+++ ENTRIES

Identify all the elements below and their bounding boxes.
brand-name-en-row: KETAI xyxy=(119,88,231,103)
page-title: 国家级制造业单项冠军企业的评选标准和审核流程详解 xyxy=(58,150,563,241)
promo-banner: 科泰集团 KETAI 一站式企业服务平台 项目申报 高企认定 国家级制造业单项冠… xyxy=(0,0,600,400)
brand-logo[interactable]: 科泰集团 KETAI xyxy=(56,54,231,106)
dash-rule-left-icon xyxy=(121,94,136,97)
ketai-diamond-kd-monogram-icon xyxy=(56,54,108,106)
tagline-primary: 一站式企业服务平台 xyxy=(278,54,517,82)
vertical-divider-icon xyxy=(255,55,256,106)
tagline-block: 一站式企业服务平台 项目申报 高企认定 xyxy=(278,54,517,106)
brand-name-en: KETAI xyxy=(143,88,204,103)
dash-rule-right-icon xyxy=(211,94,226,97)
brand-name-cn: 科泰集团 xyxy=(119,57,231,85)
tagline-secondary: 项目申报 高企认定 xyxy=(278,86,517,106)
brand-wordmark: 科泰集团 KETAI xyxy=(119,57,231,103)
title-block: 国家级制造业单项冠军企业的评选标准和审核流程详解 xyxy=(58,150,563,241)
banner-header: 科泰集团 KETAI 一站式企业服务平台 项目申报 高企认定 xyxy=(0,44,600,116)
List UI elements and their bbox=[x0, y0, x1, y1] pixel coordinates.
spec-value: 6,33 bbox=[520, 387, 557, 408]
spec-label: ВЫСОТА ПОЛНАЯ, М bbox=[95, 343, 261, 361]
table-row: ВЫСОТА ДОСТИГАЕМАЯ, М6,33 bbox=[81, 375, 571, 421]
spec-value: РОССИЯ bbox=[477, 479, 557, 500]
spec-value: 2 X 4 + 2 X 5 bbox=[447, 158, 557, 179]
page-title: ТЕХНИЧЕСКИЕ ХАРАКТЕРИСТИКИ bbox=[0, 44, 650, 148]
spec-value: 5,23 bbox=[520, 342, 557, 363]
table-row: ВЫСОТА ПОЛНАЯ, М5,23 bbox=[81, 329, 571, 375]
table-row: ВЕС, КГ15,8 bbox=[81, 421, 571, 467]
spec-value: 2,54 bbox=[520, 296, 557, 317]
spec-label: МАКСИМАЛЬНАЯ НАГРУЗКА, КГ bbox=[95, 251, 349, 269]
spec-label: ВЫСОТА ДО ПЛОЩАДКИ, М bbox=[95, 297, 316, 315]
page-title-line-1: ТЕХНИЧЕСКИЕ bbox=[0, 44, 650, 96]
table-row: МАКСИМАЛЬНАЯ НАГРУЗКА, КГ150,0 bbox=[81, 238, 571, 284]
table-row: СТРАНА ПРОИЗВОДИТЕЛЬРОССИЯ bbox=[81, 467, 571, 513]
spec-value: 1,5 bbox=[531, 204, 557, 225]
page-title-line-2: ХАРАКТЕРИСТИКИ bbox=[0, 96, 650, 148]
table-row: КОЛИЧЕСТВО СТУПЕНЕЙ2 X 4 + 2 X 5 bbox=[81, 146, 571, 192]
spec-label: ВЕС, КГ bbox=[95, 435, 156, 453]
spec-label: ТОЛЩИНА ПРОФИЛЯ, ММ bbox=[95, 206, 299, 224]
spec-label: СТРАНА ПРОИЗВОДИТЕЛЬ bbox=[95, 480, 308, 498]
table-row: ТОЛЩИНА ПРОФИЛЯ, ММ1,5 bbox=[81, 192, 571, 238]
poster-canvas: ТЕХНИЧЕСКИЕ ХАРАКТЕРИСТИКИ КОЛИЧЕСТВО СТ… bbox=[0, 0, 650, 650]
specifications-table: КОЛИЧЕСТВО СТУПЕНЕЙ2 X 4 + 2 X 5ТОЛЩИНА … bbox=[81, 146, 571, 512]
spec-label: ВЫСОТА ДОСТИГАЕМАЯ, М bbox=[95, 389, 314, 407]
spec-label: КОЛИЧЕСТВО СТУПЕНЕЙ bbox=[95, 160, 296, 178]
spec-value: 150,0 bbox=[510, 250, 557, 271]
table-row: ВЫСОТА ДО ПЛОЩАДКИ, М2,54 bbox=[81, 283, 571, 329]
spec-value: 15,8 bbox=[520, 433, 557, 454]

++++++

YOUR GOAL: Rewrite every line of the items above as a Markdown table, leaving out blank lines. Use a column "No." for the row number and a column "Entry" for the line.

EXERCISE ANSWER:
| No. | Entry |
|---|---|
| 1 | Identify all the elements below and their bounding boxes. |
| 2 | brand-name-en-row: KETAI xyxy=(119,88,231,103) |
| 3 | page-title: 国家级制造业单项冠军企业的评选标准和审核流程详解 xyxy=(58,150,563,241) |
| 4 | promo-banner: 科泰集团 KETAI 一站式企业服务平台 项目申报 高企认定 国家级制造业单项冠… xyxy=(0,0,600,400) |
| 5 | brand-logo[interactable]: 科泰集团 KETAI xyxy=(56,54,231,106) |
| 6 | dash-rule-left-icon xyxy=(121,94,136,97) |
| 7 | ketai-diamond-kd-monogram-icon xyxy=(56,54,108,106) |
| 8 | tagline-primary: 一站式企业服务平台 xyxy=(278,54,517,82) |
| 9 | vertical-divider-icon xyxy=(255,55,256,106) |
| 10 | tagline-block: 一站式企业服务平台 项目申报 高企认定 xyxy=(278,54,517,106) |
| 11 | brand-name-en: KETAI xyxy=(143,88,204,103) |
| 12 | dash-rule-right-icon xyxy=(211,94,226,97) |
| 13 | brand-name-cn: 科泰集团 xyxy=(119,57,231,85) |
| 14 | tagline-secondary: 项目申报 高企认定 xyxy=(278,86,517,106) |
| 15 | brand-wordmark: 科泰集团 KETAI xyxy=(119,57,231,103) |
| 16 | title-block: 国家级制造业单项冠军企业的评选标准和审核流程详解 xyxy=(58,150,563,241) |
| 17 | banner-header: 科泰集团 KETAI 一站式企业服务平台 项目申报 高企认定 xyxy=(0,44,600,116) |
| 18 | List UI elements and their bbox=[x0, y0, x1, y1] pixel coordinates. |
| 19 | spec-value: 6,33 bbox=[520, 387, 557, 408] |
| 20 | spec-label: ВЫСОТА ПОЛНАЯ, М bbox=[95, 343, 261, 361] |
| 21 | table-row: ВЫСОТА ДОСТИГАЕМАЯ, М6,33 bbox=[81, 375, 571, 421] |
| 22 | spec-value: РОССИЯ bbox=[477, 479, 557, 500] |
| 23 | spec-value: 2 X 4 + 2 X 5 bbox=[447, 158, 557, 179] |
| 24 | page-title: ТЕХНИЧЕСКИЕ ХАРАКТЕРИСТИКИ bbox=[0, 44, 650, 148] |
| 25 | spec-value: 5,23 bbox=[520, 342, 557, 363] |
| 26 | table-row: ВЫСОТА ПОЛНАЯ, М5,23 bbox=[81, 329, 571, 375] |
| 27 | table-row: ВЕС, КГ15,8 bbox=[81, 421, 571, 467] |
| 28 | spec-value: 2,54 bbox=[520, 296, 557, 317] |
| 29 | spec-label: МАКСИМАЛЬНАЯ НАГРУЗКА, КГ bbox=[95, 251, 349, 269] |
| 30 | spec-label: ВЫСОТА ДО ПЛОЩАДКИ, М bbox=[95, 297, 316, 315] |
| 31 | page-title-line-1: ТЕХНИЧЕСКИЕ bbox=[0, 44, 650, 96] |
| 32 | table-row: МАКСИМАЛЬНАЯ НАГРУЗКА, КГ150,0 bbox=[81, 238, 571, 284] |
| 33 | table-row: СТРАНА ПРОИЗВОДИТЕЛЬРОССИЯ bbox=[81, 467, 571, 513] |
| 34 | spec-value: 1,5 bbox=[531, 204, 557, 225] |
| 35 | page-title-line-2: ХАРАКТЕРИСТИКИ bbox=[0, 96, 650, 148] |
| 36 | table-row: КОЛИЧЕСТВО СТУПЕНЕЙ2 X 4 + 2 X 5 bbox=[81, 146, 571, 192] |
| 37 | spec-label: ВЕС, КГ bbox=[95, 435, 156, 453] |
| 38 | spec-label: ТОЛЩИНА ПРОФИЛЯ, ММ bbox=[95, 206, 299, 224] |
| 39 | spec-label: СТРАНА ПРОИЗВОДИТЕЛЬ bbox=[95, 480, 308, 498] |
| 40 | table-row: ТОЛЩИНА ПРОФИЛЯ, ММ1,5 bbox=[81, 192, 571, 238] |
| 41 | poster-canvas: ТЕХНИЧЕСКИЕ ХАРАКТЕРИСТИКИ КОЛИЧЕСТВО СТ… bbox=[0, 0, 650, 650] |
| 42 | specifications-table: КОЛИЧЕСТВО СТУПЕНЕЙ2 X 4 + 2 X 5ТОЛЩИНА … bbox=[81, 146, 571, 512] |
| 43 | spec-label: ВЫСОТА ДОСТИГАЕМАЯ, М bbox=[95, 389, 314, 407] |
| 44 | spec-label: КОЛИЧЕСТВО СТУПЕНЕЙ bbox=[95, 160, 296, 178] |
| 45 | spec-value: 150,0 bbox=[510, 250, 557, 271] |
| 46 | table-row: ВЫСОТА ДО ПЛОЩАДКИ, М2,54 bbox=[81, 283, 571, 329] |
| 47 | spec-value: 15,8 bbox=[520, 433, 557, 454] |